• _Task goal_: Output every entry exactly as written, skipping any pictures.

• _Supplied entries_:

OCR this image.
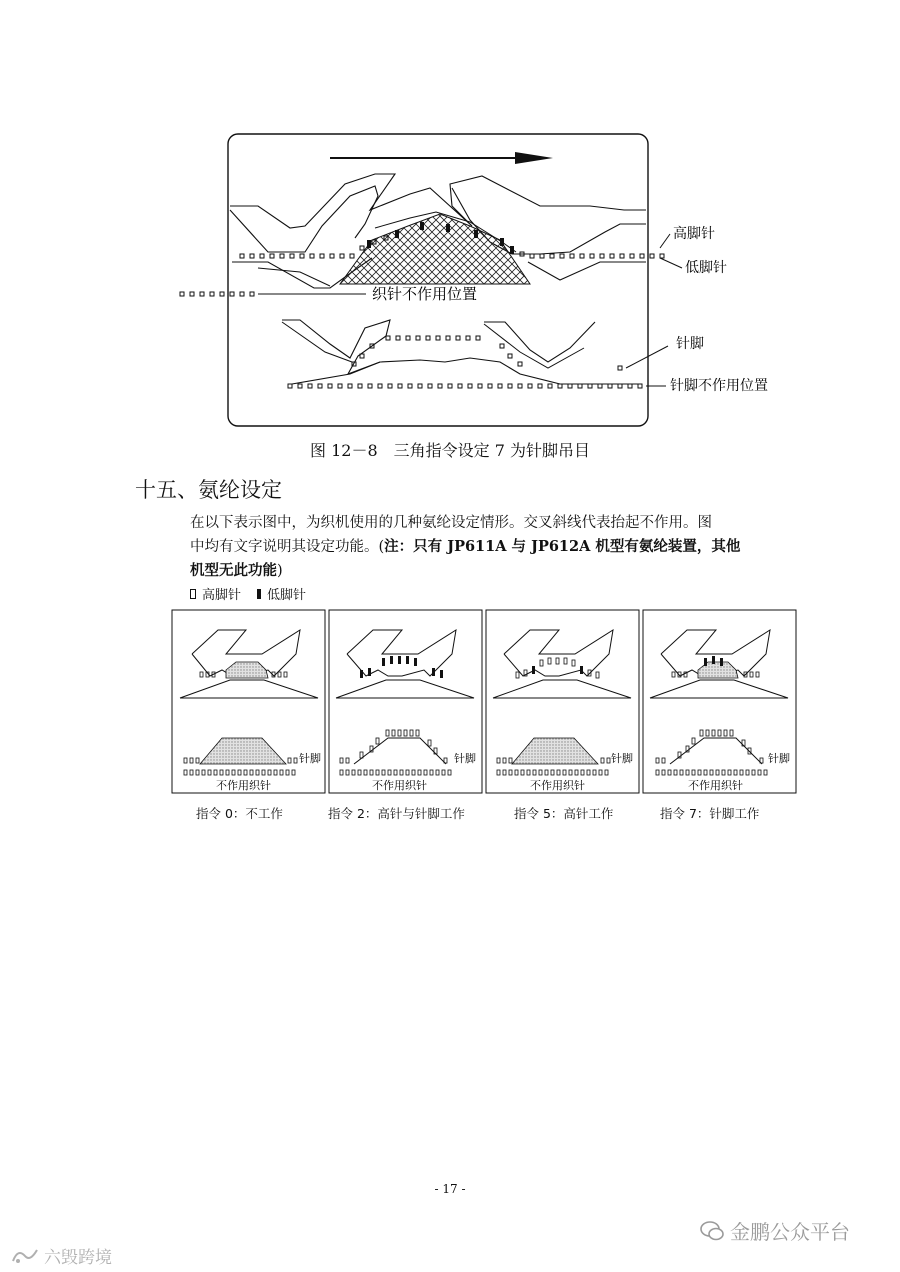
高脚针
低脚针
织针不作用位置
针脚
针脚不作用位置
针脚
不作用织针
针脚
不作用织针
针脚
不作用织针
针脚
不作用织针
图 12－8　三角指令设定 7 为针脚吊目
十五、氨纶设定
在以下表示图中，为织机使用的几种氨纶设定情形。交叉斜线代表抬起不作用。图
中均有文字说明其设定功能。(注：只有 JP611A 与 JP612A 机型有氨纶装置，其他
机型无此功能)
高脚针 低脚针
指令 0：不工作	指令 2：高针与针脚工作	指令 5：高针工作	指令 7：针脚工作
- 17 -
金鹏公众平台
六毁跨境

• _The result_:
OCR this image.
高脚针
低脚针
织针不作用位置
针脚
针脚不作用位置
针脚
不作用织针
针脚
不作用织针
针脚
不作用织针
针脚
不作用织针
图 12－8　三角指令设定 7 为针脚吊目
十五、氨纶设定
在以下表示图中，为织机使用的几种氨纶设定情形。交叉斜线代表抬起不作用。图
中均有文字说明其设定功能。(注：只有 JP611A 与 JP612A 机型有氨纶装置，其他
机型无此功能)
高脚针 低脚针
指令 0：不工作	指令 2：高针与针脚工作	指令 5：高针工作	指令 7：针脚工作
- 17 -
金鹏公众平台
六毁跨境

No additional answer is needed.